Copy every entry word for word. Skip the pictures.

▬▬▬▬▬▬▬▬▬▬

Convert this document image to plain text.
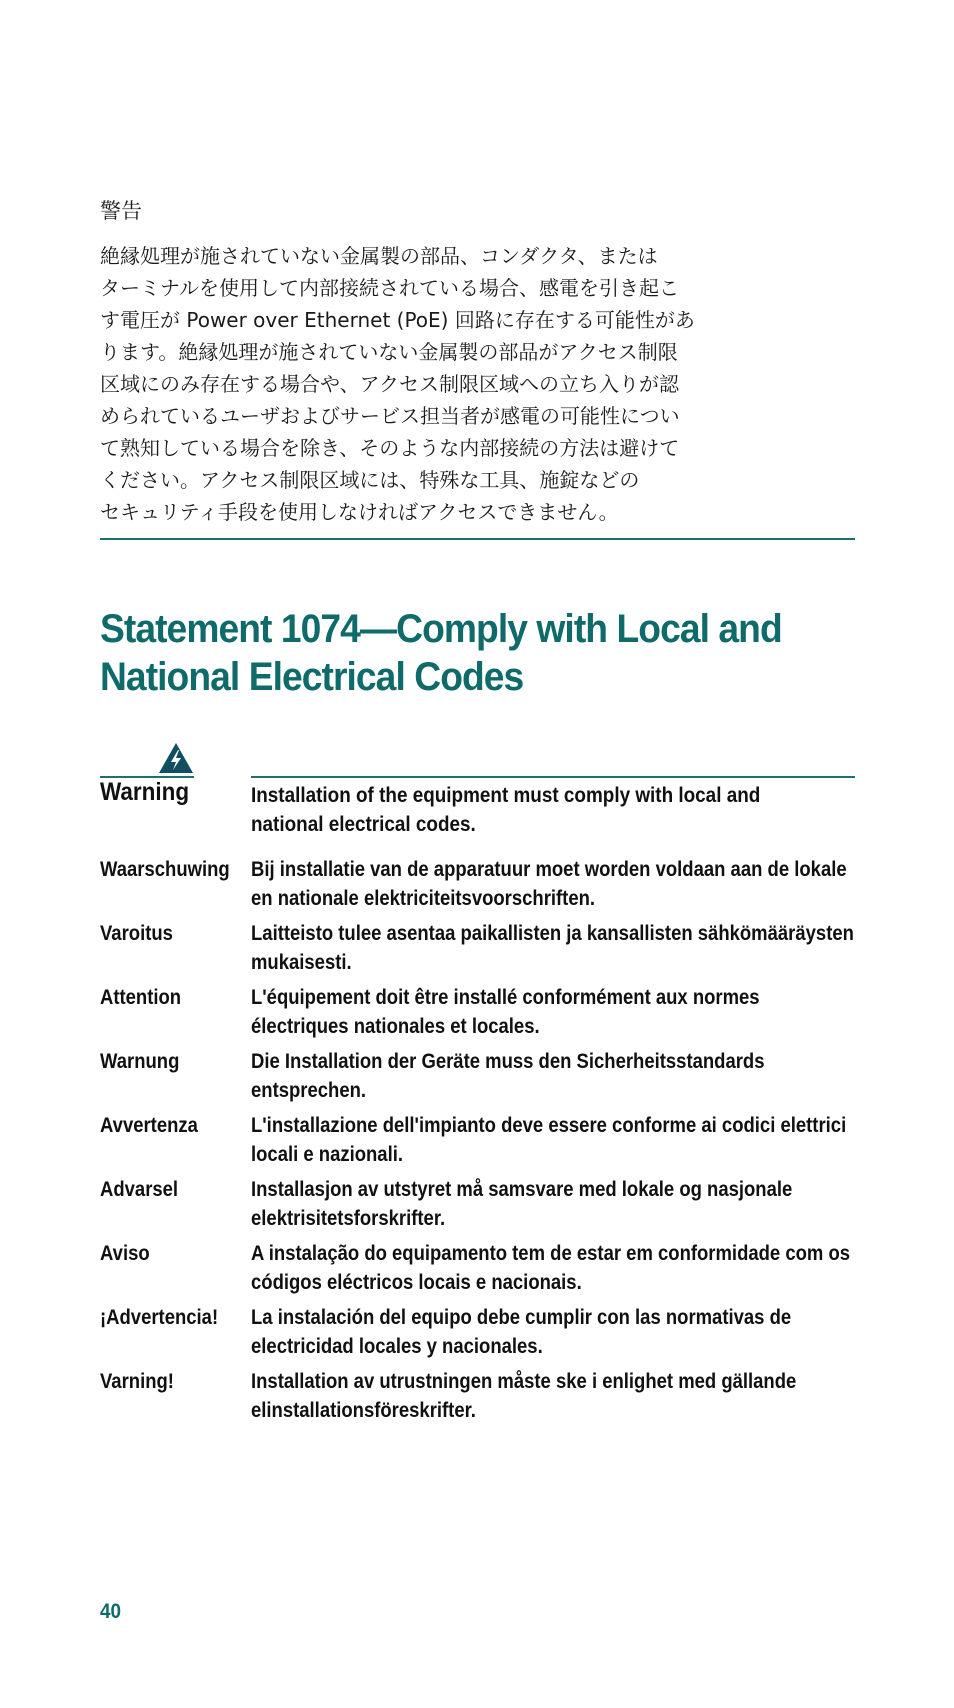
警告
絶縁処理が施されていない金属製の部品、コンダクタ、または
ターミナルを使用して内部接続されている場合、感電を引き起こ
す電圧が Power over Ethernet (PoE) 回路に存在する可能性があ
ります。絶縁処理が施されていない金属製の部品がアクセス制限
区域にのみ存在する場合や、アクセス制限区域への立ち入りが認
められているユーザおよびサービス担当者が感電の可能性につい
て熟知している場合を除き、そのような内部接続の方法は避けて
ください。アクセス制限区域には、特殊な工具、施錠などの
セキュリティ手段を使用しなければアクセスできません。
Statement 1074—Comply with Local and National Electrical Codes
Warning	Installation of the equipment must comply with local and national electrical codes.
Waarschuwing Bij installatie van de apparatuur moet worden voldaan aan de lokale en nationale elektriciteitsvoorschriften.
Varoitus	Laitteisto tulee asentaa paikallisten ja kansallisten sähkömääräysten mukaisesti.
Attention	L'équipement doit être installé conformément aux normes électriques nationales et locales.
Warnung	Die Installation der Geräte muss den Sicherheitsstandards entsprechen.
Avvertenza	L'installazione dell'impianto deve essere conforme ai codici elettrici locali e nazionali.
Advarsel	Installasjon av utstyret må samsvare med lokale og nasjonale elektrisitetsforskrifter.
Aviso	A instalação do equipamento tem de estar em conformidade com os códigos eléctricos locais e nacionais.
¡Advertencia! La instalación del equipo debe cumplir con las normativas de electricidad locales y nacionales.
Varning!	Installation av utrustningen måste ske i enlighet med gällande elinstallationsföreskrifter.
40
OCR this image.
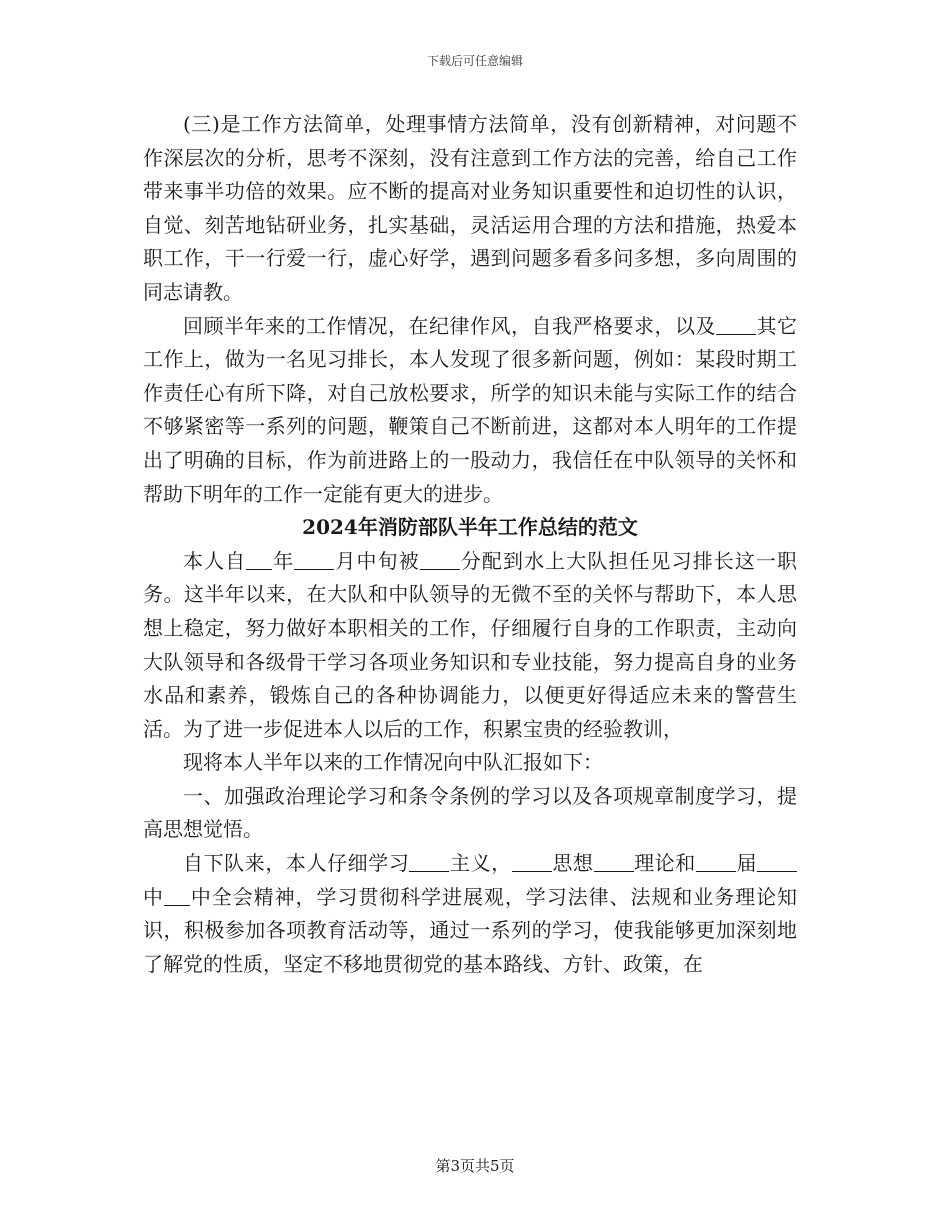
下载后可任意编辑

(三)是工作方法简单，处理事情方法简单，没有创新精神，对问题不作深层次的分析，思考不深刻，没有注意到工作方法的完善，给自己工作带来事半功倍的效果。应不断的提高对业务知识重要性和迫切性的认识，自觉、刻苦地钻研业务，扎实基础，灵活运用合理的方法和措施，热爱本职工作，干一行爱一行，虚心好学，遇到问题多看多问多想，多向周围的同志请教。

回顾半年来的工作情况，在纪律作风，自我严格要求，以及 其它工作上，做为一名见习排长，本人发现了很多新问题，例如：某段时期工作责任心有所下降，对自己放松要求，所学的知识未能与实际工作的结合不够紧密等一系列的问题，鞭策自己不断前进，这都对本人明年的工作提出了明确的目标，作为前进路上的一股动力，我信任在中队领导的关怀和帮助下明年的工作一定能有更大的进步。

2024年消防部队半年工作总结的范文

本人自 年 月中旬被 分配到水上大队担任见习排长这一职务。这半年以来，在大队和中队领导的无微不至的关怀与帮助下，本人思想上稳定，努力做好本职相关的工作，仔细履行自身的工作职责，主动向大队领导和各级骨干学习各项业务知识和专业技能，努力提高自身的业务水品和素养，锻炼自己的各种协调能力，以便更好得适应未来的警营生活。为了进一步促进本人以后的工作，积累宝贵的经验教训，

现将本人半年以来的工作情况向中队汇报如下：

一、加强政治理论学习和条令条例的学习以及各项规章制度学习，提高思想觉悟。

自下队来，本人仔细学习 主义， 思想 理论和 届中 中全会精神，学习贯彻科学进展观，学习法律、法规和业务理论知识，积极参加各项教育活动等，通过一系列的学习，使我能够更加深刻地了解党的性质，坚定不移地贯彻党的基本路线、方针、政策，在

第3页共5页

▬▬▬▬▬▬▬▬▬▬

Task solution
Convert this document image to plain text.
警告
絶縁処理が施されていない金属製の部品、コンダクタ、または
ターミナルを使用して内部接続されている場合、感電を引き起こ
す電圧が Power over Ethernet (PoE) 回路に存在する可能性があ
ります。絶縁処理が施されていない金属製の部品がアクセス制限
区域にのみ存在する場合や、アクセス制限区域への立ち入りが認
められているユーザおよびサービス担当者が感電の可能性につい
て熟知している場合を除き、そのような内部接続の方法は避けて
ください。アクセス制限区域には、特殊な工具、施錠などの
セキュリティ手段を使用しなければアクセスできません。
Statement 1074—Comply with Local and National Electrical Codes
Warning	Installation of the equipment must comply with local and national electrical codes.
Waarschuwing Bij installatie van de apparatuur moet worden voldaan aan de lokale en nationale elektriciteitsvoorschriften.
Varoitus	Laitteisto tulee asentaa paikallisten ja kansallisten sähkömääräysten mukaisesti.
Attention	L'équipement doit être installé conformément aux normes électriques nationales et locales.
Warnung	Die Installation der Geräte muss den Sicherheitsstandards entsprechen.
Avvertenza	L'installazione dell'impianto deve essere conforme ai codici elettrici locali e nazionali.
Advarsel	Installasjon av utstyret må samsvare med lokale og nasjonale elektrisitetsforskrifter.
Aviso	A instalação do equipamento tem de estar em conformidade com os códigos eléctricos locais e nacionais.
¡Advertencia! La instalación del equipo debe cumplir con las normativas de electricidad locales y nacionales.
Varning!	Installation av utrustningen måste ske i enlighet med gällande elinstallationsföreskrifter.
40
OCR this image.
下载后可任意编辑

(三)是工作方法简单，处理事情方法简单，没有创新精神，对问题不作深层次的分析，思考不深刻，没有注意到工作方法的完善，给自己工作带来事半功倍的效果。应不断的提高对业务知识重要性和迫切性的认识，自觉、刻苦地钻研业务，扎实基础，灵活运用合理的方法和措施，热爱本职工作，干一行爱一行，虚心好学，遇到问题多看多问多想，多向周围的同志请教。

回顾半年来的工作情况，在纪律作风，自我严格要求，以及 其它工作上，做为一名见习排长，本人发现了很多新问题，例如：某段时期工作责任心有所下降，对自己放松要求，所学的知识未能与实际工作的结合不够紧密等一系列的问题，鞭策自己不断前进，这都对本人明年的工作提出了明确的目标，作为前进路上的一股动力，我信任在中队领导的关怀和帮助下明年的工作一定能有更大的进步。

2024年消防部队半年工作总结的范文

本人自 年 月中旬被 分配到水上大队担任见习排长这一职务。这半年以来，在大队和中队领导的无微不至的关怀与帮助下，本人思想上稳定，努力做好本职相关的工作，仔细履行自身的工作职责，主动向大队领导和各级骨干学习各项业务知识和专业技能，努力提高自身的业务水品和素养，锻炼自己的各种协调能力，以便更好得适应未来的警营生活。为了进一步促进本人以后的工作，积累宝贵的经验教训，

现将本人半年以来的工作情况向中队汇报如下：

一、加强政治理论学习和条令条例的学习以及各项规章制度学习，提高思想觉悟。

自下队来，本人仔细学习 主义， 思想 理论和 届中 中全会精神，学习贯彻科学进展观，学习法律、法规和业务理论知识，积极参加各项教育活动等，通过一系列的学习，使我能够更加深刻地了解党的性质，坚定不移地贯彻党的基本路线、方针、政策，在

第3页共5页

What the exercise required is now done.